* Start LISTED RECORDS *
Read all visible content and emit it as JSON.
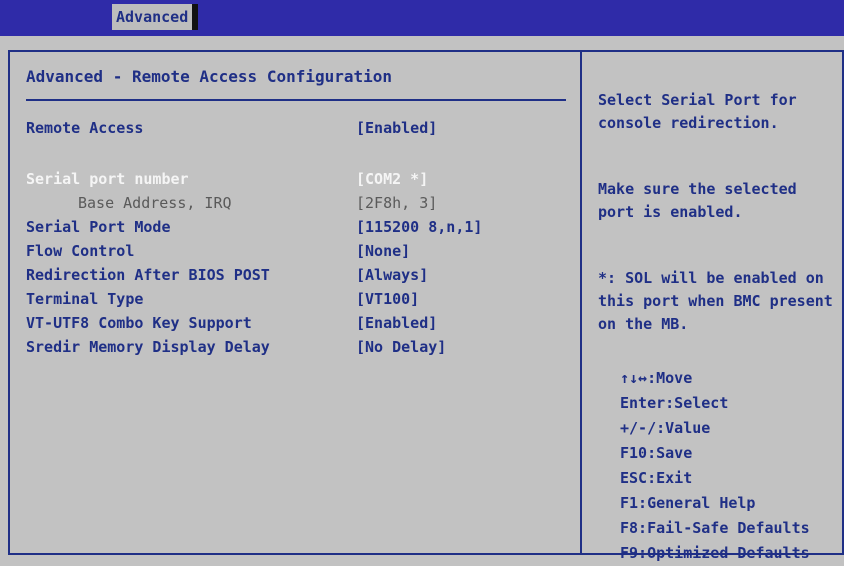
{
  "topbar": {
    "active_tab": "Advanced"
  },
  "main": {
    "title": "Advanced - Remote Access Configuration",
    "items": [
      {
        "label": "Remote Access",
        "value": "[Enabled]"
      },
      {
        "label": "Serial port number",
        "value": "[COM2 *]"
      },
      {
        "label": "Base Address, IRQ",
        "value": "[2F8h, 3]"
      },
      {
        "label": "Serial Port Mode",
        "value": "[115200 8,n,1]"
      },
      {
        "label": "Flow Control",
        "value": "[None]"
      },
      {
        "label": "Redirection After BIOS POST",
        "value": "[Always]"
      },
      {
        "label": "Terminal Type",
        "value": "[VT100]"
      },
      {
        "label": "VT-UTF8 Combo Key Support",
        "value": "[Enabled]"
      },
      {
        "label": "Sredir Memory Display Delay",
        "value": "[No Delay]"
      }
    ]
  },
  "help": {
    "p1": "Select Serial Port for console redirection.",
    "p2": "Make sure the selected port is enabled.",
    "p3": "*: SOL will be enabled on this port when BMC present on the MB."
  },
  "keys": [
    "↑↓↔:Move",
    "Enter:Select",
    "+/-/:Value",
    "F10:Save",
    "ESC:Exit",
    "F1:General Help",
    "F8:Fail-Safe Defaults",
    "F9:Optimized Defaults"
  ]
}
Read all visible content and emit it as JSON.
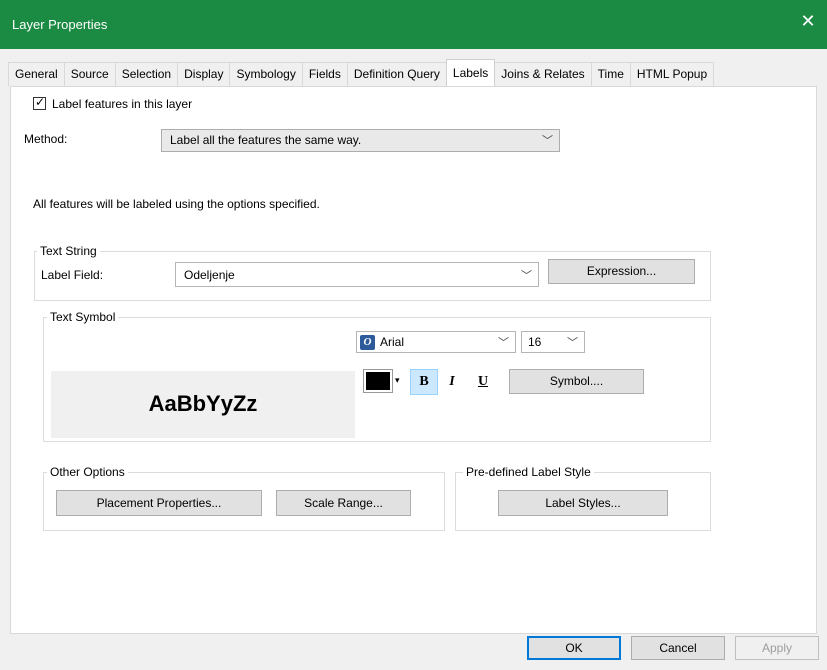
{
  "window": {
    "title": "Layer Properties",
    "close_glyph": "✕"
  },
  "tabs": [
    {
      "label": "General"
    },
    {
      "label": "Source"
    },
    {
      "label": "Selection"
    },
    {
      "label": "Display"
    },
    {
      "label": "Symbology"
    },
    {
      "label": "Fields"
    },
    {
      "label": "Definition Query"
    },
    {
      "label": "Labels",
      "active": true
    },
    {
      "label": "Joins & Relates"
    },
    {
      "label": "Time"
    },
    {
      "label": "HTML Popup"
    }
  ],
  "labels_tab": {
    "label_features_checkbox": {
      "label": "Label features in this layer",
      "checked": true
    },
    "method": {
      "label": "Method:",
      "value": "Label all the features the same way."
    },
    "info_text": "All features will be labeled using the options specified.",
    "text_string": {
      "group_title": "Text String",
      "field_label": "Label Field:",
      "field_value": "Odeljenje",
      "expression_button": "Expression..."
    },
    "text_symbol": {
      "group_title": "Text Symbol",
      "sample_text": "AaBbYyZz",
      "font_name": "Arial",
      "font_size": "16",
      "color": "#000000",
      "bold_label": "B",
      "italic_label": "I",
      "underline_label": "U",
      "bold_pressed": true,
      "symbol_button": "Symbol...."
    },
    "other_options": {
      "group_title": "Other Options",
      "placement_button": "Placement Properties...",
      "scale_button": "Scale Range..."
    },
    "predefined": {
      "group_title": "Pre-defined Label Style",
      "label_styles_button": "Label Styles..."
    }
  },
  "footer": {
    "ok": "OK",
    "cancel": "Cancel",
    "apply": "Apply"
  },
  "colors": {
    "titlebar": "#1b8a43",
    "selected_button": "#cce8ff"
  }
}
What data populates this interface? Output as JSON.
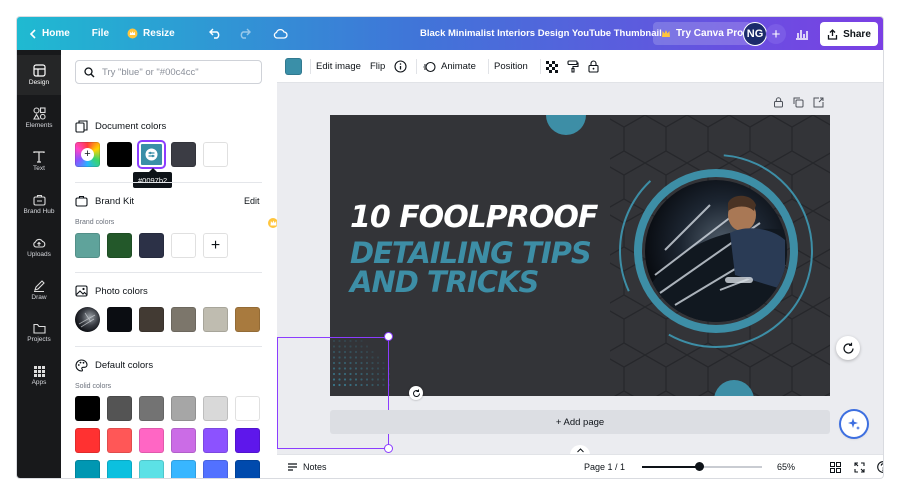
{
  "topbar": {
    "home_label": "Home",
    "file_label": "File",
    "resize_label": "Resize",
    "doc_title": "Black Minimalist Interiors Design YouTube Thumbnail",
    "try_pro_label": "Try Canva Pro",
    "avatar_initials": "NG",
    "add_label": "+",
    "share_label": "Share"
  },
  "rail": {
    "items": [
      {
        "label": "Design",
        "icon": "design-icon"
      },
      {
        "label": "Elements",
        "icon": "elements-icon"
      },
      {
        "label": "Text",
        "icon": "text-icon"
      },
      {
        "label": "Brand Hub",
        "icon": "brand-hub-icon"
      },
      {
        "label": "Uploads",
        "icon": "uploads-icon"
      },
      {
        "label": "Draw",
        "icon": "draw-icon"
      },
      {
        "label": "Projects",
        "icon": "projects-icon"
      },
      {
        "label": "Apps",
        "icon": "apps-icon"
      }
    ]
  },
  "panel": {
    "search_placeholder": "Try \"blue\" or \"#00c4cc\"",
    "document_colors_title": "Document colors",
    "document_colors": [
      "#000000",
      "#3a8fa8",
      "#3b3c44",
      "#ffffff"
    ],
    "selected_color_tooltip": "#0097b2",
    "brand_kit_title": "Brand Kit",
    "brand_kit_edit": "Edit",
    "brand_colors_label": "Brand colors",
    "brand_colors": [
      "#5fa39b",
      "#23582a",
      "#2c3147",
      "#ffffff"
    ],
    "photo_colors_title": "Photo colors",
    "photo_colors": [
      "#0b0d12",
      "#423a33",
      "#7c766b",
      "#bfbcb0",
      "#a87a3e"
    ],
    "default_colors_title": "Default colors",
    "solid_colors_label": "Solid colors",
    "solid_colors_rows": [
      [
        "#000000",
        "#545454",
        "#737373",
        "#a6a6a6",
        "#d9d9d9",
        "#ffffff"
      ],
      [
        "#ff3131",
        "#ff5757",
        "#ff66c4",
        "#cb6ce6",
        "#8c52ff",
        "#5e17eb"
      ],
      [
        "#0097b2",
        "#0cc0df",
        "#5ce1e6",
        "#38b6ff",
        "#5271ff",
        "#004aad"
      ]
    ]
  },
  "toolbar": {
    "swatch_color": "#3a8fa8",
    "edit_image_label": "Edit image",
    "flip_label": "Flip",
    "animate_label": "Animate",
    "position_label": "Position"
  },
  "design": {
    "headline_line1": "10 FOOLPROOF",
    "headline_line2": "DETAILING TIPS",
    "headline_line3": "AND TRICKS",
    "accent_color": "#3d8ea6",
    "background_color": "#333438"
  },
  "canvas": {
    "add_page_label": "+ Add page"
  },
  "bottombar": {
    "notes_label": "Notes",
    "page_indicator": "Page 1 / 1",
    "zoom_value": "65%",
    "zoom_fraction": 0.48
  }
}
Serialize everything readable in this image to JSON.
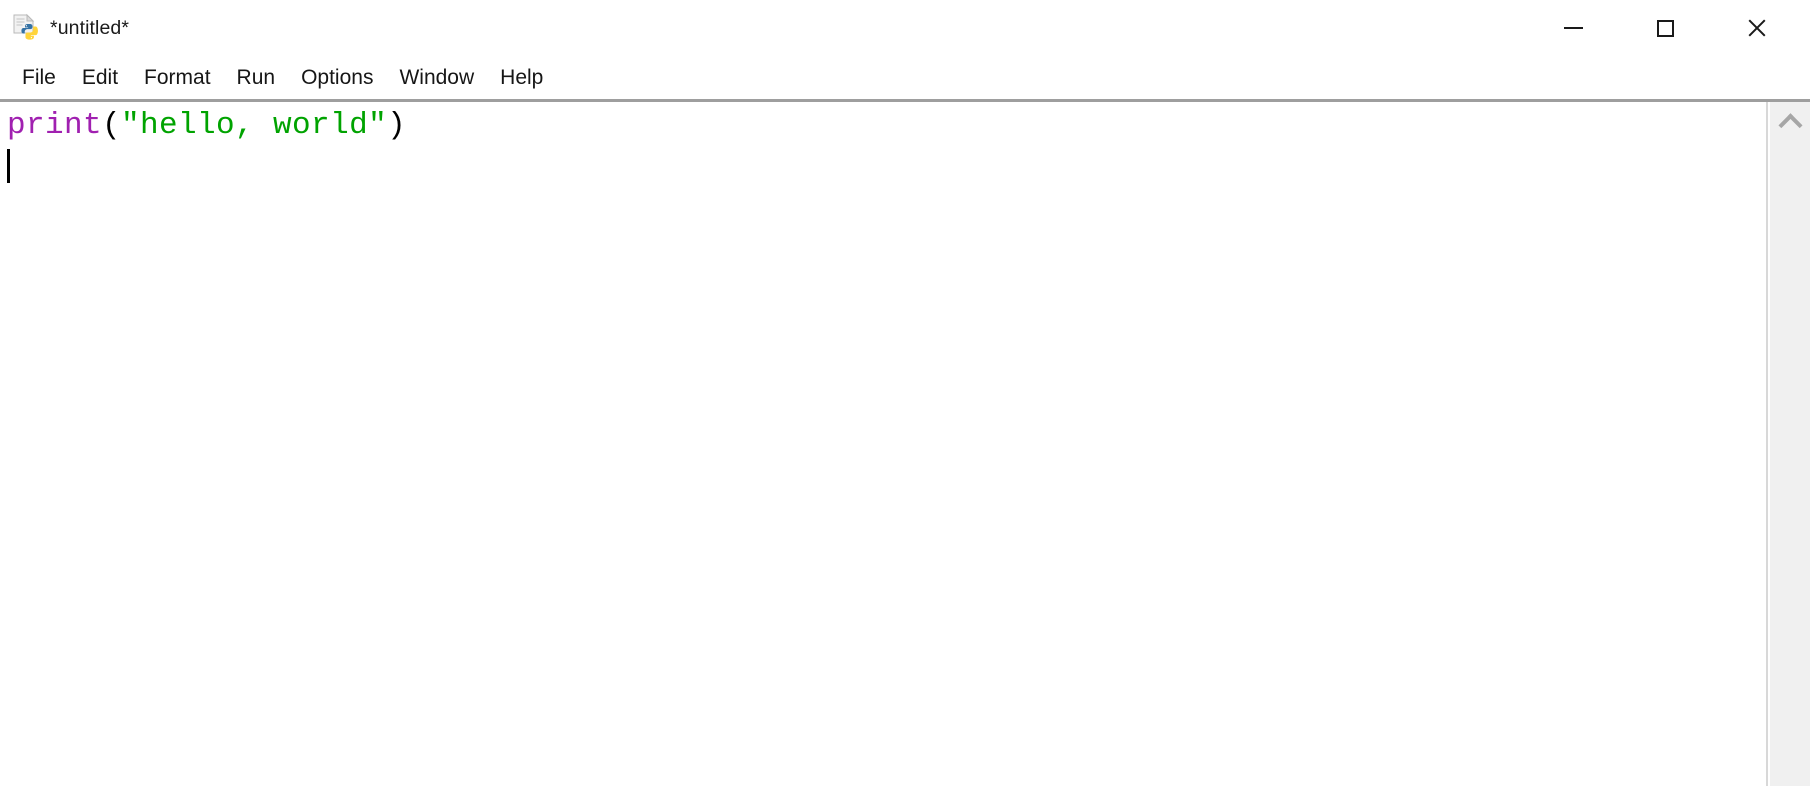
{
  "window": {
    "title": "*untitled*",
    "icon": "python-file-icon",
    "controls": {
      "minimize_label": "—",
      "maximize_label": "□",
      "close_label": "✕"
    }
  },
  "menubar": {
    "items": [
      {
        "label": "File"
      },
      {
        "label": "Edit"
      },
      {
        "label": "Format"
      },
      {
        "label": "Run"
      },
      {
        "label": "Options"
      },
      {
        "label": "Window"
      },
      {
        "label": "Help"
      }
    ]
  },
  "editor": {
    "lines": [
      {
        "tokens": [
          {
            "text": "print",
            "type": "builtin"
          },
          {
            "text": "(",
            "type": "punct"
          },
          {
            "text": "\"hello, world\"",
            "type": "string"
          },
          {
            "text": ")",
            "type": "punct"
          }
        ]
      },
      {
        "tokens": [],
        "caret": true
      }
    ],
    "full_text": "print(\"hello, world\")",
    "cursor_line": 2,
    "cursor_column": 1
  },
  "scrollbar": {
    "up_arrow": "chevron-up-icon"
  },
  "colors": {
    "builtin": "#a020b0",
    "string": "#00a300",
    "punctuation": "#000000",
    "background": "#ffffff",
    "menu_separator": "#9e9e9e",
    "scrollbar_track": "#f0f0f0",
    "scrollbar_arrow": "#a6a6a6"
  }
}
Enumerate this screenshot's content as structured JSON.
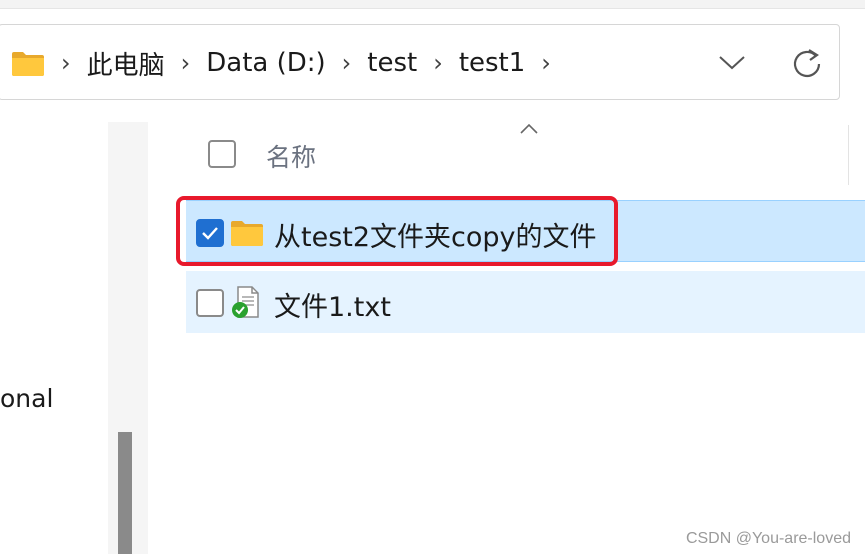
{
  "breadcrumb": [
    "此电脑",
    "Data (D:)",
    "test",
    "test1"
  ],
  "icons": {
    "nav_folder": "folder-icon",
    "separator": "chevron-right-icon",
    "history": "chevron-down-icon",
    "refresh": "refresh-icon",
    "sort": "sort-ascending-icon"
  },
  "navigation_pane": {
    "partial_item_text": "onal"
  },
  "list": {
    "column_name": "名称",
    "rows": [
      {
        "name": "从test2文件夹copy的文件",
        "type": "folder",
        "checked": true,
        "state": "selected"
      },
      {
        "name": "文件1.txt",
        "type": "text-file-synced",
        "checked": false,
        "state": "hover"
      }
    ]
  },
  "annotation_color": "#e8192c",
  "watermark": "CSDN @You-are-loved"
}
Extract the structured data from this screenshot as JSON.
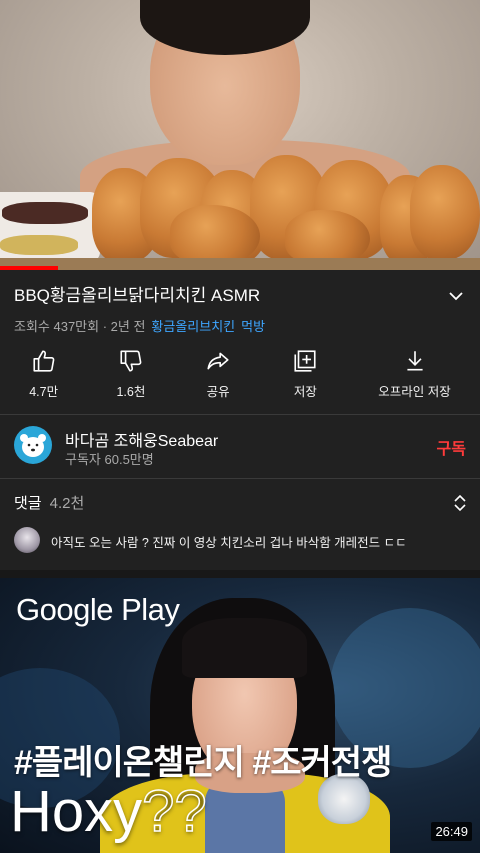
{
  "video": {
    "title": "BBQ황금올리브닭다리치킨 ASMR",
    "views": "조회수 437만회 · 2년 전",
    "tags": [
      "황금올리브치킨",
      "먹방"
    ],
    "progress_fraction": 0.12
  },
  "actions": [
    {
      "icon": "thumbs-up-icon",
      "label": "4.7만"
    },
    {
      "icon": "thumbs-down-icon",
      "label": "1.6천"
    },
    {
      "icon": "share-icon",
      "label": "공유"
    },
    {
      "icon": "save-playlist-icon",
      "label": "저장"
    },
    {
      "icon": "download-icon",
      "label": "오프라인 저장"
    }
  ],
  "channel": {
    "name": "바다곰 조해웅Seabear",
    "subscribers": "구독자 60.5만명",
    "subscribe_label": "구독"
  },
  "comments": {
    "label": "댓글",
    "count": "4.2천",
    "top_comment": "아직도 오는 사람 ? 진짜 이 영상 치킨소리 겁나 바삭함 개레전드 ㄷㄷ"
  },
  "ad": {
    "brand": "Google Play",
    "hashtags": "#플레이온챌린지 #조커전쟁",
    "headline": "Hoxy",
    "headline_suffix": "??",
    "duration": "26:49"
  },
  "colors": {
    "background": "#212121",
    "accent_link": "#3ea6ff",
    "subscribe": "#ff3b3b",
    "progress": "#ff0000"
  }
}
* End LISTED RECORDS *
WRITTEN TASK: Take the line containing "Enumerate this screenshot's" as the first line and the last line of the data above as the final one, and output exactly the lines between them, inclusive, with no pictures.

WRITTEN ANSWER:
Enumerate this screenshot's content as structured JSON.
{
  "breadcrumb": [
    "此电脑",
    "Data (D:)",
    "test",
    "test1"
  ],
  "icons": {
    "nav_folder": "folder-icon",
    "separator": "chevron-right-icon",
    "history": "chevron-down-icon",
    "refresh": "refresh-icon",
    "sort": "sort-ascending-icon"
  },
  "navigation_pane": {
    "partial_item_text": "onal"
  },
  "list": {
    "column_name": "名称",
    "rows": [
      {
        "name": "从test2文件夹copy的文件",
        "type": "folder",
        "checked": true,
        "state": "selected"
      },
      {
        "name": "文件1.txt",
        "type": "text-file-synced",
        "checked": false,
        "state": "hover"
      }
    ]
  },
  "annotation_color": "#e8192c",
  "watermark": "CSDN @You-are-loved"
}
Extract the structured data from this screenshot as JSON.
{
  "video": {
    "title": "BBQ황금올리브닭다리치킨 ASMR",
    "views": "조회수 437만회 · 2년 전",
    "tags": [
      "황금올리브치킨",
      "먹방"
    ],
    "progress_fraction": 0.12
  },
  "actions": [
    {
      "icon": "thumbs-up-icon",
      "label": "4.7만"
    },
    {
      "icon": "thumbs-down-icon",
      "label": "1.6천"
    },
    {
      "icon": "share-icon",
      "label": "공유"
    },
    {
      "icon": "save-playlist-icon",
      "label": "저장"
    },
    {
      "icon": "download-icon",
      "label": "오프라인 저장"
    }
  ],
  "channel": {
    "name": "바다곰 조해웅Seabear",
    "subscribers": "구독자 60.5만명",
    "subscribe_label": "구독"
  },
  "comments": {
    "label": "댓글",
    "count": "4.2천",
    "top_comment": "아직도 오는 사람 ? 진짜 이 영상 치킨소리 겁나 바삭함 개레전드 ㄷㄷ"
  },
  "ad": {
    "brand": "Google Play",
    "hashtags": "#플레이온챌린지 #조커전쟁",
    "headline": "Hoxy",
    "headline_suffix": "??",
    "duration": "26:49"
  },
  "colors": {
    "background": "#212121",
    "accent_link": "#3ea6ff",
    "subscribe": "#ff3b3b",
    "progress": "#ff0000"
  }
}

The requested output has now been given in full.